Stated problem
Search the listing below for the string "работ" and show each line that contains it.

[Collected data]
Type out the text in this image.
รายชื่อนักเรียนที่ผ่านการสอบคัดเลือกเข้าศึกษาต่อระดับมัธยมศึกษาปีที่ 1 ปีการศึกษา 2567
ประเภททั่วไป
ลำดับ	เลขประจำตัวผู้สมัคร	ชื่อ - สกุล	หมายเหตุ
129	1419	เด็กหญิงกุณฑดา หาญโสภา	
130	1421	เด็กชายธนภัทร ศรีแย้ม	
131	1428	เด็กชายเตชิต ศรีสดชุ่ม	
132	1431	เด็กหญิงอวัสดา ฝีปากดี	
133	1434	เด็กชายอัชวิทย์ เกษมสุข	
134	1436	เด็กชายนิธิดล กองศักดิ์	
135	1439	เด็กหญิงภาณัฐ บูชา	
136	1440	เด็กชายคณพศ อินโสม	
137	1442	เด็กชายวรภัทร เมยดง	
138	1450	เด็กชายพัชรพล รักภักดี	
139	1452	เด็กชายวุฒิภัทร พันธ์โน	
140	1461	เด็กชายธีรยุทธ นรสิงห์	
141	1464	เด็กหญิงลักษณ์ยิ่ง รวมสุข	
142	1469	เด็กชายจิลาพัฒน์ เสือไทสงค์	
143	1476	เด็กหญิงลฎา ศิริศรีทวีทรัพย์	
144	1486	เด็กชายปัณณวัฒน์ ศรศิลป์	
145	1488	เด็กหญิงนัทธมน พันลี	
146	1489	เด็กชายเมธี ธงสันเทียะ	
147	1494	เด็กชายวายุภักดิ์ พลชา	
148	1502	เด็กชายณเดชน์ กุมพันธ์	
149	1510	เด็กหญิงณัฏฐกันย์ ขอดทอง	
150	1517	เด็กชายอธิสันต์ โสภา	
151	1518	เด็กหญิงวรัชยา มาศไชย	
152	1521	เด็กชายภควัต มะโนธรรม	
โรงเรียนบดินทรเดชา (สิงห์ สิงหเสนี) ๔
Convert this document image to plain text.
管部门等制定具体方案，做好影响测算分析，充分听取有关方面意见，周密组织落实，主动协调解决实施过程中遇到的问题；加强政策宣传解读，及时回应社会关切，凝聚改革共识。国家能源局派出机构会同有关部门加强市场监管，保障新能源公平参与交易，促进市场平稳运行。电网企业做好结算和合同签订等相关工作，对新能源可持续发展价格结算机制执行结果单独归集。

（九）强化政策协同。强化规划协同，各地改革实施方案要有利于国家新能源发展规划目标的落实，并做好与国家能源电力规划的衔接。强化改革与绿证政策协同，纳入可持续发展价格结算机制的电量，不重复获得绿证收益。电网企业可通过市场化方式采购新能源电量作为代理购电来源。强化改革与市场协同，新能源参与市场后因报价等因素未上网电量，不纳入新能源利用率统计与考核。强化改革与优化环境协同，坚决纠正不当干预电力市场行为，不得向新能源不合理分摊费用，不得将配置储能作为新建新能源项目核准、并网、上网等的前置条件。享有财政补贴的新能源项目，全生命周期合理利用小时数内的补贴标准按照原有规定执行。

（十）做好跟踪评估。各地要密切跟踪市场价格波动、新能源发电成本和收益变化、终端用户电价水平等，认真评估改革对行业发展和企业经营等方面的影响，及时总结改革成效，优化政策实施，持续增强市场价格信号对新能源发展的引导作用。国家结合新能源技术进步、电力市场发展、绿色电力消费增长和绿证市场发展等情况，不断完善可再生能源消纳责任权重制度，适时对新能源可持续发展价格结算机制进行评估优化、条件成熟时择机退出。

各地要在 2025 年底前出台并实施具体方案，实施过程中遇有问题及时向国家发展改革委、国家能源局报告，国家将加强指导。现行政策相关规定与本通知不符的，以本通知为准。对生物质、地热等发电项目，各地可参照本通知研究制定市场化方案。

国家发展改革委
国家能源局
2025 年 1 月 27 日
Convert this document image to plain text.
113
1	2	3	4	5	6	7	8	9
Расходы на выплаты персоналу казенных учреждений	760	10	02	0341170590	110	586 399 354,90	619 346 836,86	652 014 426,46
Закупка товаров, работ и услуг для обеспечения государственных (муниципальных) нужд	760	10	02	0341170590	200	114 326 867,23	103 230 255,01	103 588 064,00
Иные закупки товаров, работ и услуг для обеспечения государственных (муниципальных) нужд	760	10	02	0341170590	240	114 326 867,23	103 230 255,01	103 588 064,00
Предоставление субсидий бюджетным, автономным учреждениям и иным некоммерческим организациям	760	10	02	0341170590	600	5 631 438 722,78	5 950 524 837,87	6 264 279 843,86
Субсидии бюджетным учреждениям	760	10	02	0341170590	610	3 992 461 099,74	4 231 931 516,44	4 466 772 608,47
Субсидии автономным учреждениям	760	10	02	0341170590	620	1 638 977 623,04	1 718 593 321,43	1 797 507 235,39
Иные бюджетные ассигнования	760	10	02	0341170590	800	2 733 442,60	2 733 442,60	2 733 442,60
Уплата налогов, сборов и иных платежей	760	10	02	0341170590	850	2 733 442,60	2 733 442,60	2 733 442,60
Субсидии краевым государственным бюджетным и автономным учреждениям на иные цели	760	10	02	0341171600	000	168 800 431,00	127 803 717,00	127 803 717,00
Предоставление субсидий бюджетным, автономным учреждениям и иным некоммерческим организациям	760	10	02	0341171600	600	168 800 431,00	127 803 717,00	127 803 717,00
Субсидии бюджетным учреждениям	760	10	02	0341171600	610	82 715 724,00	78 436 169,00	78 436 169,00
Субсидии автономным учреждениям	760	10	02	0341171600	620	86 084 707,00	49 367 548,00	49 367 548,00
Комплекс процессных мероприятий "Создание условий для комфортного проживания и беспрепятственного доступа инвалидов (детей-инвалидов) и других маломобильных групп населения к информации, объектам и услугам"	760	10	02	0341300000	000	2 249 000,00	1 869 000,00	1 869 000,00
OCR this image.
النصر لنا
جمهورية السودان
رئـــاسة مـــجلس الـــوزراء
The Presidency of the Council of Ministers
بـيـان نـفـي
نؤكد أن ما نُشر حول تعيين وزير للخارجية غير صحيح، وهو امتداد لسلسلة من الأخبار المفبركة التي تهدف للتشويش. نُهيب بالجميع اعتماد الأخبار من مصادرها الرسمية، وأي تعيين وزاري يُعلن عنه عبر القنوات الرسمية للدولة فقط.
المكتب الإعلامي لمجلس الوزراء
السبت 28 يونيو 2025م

Full solution
Закупка товаров, работ и услуг для обеспечения государственных (муниципальных) нужд	760	10	02	0341170590	200	114 326 867,23	103 230 255,01	103 588 064,00
Иные закупки товаров, работ и услуг для обеспечения государственных (муниципальных) нужд	760	10	02	0341170590	240	114 326 867,23	103 230 255,01	103 588 064,00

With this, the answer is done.